> Problem details:
For the records that follow, return only the count of lines containing the string "plain".

> Input records:
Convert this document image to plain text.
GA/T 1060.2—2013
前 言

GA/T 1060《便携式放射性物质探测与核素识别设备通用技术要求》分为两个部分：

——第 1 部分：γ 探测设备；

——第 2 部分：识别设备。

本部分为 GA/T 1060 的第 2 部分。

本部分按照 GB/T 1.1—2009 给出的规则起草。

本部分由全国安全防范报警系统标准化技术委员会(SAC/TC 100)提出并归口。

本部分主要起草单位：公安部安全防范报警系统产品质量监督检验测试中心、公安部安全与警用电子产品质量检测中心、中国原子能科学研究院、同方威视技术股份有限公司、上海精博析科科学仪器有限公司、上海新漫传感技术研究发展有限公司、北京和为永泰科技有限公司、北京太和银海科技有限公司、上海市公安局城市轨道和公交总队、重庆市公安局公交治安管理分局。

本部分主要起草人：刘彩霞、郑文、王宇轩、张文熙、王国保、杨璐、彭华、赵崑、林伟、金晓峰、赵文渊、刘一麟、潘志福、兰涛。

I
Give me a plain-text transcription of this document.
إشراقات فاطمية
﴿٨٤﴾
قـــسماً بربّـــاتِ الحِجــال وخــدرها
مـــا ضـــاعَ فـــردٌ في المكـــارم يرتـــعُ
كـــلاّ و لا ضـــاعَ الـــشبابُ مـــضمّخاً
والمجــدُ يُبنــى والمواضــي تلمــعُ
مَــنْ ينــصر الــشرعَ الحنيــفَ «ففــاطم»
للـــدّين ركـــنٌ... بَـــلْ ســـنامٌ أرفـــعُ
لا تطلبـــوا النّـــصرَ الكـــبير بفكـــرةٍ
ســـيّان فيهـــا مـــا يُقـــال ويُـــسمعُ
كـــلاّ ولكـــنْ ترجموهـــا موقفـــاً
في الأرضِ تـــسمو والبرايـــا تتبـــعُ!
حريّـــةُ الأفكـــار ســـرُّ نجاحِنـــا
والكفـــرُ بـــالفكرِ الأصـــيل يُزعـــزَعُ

> Solution to the problem:
2